- **SET PROBLEM**:
Work out how many lines include "IEEE" and answer with that number only.

-- begin DATA --

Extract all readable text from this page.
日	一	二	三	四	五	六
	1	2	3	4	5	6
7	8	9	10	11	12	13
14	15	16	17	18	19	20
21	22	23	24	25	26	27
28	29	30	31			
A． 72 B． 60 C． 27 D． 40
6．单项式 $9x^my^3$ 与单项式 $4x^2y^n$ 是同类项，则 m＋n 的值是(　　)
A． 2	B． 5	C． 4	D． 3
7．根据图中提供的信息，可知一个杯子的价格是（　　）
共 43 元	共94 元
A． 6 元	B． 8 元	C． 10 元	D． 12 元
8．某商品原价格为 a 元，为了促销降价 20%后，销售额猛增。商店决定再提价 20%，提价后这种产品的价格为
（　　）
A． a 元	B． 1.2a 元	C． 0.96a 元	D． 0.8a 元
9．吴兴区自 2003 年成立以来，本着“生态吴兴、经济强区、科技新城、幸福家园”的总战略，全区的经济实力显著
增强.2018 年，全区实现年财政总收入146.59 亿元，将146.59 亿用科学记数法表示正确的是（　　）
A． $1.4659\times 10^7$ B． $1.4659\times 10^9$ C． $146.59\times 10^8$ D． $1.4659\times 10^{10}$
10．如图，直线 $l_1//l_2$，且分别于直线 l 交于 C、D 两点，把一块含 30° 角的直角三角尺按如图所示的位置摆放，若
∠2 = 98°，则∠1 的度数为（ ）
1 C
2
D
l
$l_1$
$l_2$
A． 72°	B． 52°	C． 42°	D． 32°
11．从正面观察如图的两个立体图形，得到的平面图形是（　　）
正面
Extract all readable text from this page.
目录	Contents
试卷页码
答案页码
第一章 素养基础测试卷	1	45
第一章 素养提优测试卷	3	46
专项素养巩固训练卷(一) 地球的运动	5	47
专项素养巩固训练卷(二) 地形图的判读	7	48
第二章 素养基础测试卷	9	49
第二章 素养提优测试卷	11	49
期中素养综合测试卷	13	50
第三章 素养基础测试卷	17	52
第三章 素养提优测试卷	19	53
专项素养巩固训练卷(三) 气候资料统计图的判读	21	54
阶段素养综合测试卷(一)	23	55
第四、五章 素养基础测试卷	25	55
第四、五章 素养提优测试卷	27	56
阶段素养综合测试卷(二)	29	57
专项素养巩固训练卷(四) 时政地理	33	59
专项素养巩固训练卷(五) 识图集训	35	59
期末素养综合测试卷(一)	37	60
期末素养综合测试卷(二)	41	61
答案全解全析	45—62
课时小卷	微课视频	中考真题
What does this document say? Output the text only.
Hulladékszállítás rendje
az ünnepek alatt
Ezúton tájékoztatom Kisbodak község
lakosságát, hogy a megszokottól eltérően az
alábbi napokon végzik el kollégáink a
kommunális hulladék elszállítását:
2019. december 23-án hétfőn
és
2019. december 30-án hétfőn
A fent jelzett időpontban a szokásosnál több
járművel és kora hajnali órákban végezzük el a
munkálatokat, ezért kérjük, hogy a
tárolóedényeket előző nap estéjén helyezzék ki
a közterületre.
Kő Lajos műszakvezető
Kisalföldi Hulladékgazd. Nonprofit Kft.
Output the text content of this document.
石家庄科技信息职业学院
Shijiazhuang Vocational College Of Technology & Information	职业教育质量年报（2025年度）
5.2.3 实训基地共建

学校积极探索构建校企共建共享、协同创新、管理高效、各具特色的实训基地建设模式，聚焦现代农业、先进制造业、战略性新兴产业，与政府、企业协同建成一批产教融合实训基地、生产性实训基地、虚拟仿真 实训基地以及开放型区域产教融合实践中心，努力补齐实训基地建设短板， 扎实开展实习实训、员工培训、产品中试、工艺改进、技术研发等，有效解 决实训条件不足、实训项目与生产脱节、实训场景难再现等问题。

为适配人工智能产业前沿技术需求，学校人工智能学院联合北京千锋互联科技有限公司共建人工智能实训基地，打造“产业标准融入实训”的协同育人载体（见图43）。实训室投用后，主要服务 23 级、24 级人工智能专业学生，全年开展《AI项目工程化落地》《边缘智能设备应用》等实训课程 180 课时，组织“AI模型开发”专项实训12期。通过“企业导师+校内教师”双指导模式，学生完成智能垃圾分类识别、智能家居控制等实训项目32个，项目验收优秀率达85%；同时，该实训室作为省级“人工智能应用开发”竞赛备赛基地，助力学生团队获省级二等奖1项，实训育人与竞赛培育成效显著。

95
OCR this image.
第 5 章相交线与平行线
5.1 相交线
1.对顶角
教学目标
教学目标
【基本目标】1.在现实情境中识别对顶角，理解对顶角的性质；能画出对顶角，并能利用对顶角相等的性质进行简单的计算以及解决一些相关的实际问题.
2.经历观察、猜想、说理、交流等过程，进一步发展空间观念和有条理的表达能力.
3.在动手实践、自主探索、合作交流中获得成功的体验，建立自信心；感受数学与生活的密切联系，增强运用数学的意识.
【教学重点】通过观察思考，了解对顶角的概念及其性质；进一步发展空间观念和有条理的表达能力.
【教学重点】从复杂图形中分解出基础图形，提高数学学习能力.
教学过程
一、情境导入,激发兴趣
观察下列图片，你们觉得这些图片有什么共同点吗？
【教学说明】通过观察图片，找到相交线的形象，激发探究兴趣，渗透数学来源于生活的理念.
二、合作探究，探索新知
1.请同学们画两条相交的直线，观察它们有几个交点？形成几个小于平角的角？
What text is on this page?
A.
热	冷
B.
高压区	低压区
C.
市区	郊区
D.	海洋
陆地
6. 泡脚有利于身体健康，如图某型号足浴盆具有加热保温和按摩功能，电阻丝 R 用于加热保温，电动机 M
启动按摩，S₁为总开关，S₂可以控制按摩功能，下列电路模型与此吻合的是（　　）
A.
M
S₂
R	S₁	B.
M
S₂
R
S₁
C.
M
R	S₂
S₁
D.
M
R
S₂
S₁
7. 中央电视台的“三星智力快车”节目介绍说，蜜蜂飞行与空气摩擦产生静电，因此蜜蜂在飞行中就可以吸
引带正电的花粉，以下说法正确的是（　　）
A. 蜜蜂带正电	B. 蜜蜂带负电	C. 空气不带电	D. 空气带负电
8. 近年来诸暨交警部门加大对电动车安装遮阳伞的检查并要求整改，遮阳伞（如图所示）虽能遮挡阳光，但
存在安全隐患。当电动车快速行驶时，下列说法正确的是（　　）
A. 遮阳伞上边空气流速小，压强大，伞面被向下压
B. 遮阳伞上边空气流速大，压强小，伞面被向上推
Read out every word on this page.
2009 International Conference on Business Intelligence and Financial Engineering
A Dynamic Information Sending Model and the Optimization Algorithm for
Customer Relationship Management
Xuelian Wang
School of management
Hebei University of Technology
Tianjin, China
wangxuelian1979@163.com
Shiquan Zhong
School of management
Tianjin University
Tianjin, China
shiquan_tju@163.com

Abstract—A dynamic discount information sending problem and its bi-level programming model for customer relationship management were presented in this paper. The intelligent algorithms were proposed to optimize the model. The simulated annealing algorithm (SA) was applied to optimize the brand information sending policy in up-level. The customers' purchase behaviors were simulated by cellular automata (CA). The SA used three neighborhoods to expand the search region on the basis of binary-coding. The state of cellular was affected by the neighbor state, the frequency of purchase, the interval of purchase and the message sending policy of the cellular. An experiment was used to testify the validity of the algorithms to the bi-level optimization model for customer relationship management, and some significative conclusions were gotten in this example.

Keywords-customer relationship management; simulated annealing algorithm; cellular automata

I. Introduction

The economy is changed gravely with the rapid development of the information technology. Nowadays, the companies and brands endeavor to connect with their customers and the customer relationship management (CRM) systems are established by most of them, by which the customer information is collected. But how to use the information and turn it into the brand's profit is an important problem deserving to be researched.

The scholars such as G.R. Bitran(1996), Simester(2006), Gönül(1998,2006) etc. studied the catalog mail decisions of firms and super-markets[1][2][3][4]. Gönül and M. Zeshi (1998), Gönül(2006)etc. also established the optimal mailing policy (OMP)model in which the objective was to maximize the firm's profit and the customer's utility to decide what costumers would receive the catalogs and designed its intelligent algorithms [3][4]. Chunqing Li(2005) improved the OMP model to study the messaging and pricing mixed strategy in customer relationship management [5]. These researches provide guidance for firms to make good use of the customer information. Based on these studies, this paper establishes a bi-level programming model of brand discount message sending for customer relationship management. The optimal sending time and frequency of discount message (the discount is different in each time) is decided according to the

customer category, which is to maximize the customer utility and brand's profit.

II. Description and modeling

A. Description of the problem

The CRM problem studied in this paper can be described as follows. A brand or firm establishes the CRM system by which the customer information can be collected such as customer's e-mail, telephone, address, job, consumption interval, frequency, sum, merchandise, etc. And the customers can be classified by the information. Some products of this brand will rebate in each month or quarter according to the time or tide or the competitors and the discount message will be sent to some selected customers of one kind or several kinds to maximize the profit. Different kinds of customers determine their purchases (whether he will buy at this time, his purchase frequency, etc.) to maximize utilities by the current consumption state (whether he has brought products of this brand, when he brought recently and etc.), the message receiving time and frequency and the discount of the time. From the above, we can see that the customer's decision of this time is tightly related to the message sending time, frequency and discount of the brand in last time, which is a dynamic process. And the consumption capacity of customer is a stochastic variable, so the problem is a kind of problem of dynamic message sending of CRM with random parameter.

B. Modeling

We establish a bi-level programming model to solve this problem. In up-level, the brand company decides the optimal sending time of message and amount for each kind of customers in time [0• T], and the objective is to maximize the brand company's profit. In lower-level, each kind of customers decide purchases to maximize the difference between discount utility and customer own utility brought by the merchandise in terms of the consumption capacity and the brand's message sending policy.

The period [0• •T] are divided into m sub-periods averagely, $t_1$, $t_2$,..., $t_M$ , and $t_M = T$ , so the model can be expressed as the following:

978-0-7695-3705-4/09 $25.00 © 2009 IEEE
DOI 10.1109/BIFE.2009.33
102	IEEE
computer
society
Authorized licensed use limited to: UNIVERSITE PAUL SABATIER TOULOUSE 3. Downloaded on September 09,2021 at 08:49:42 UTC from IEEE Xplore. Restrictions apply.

-- end DATA --

- **ANSWER IN FULL**:
3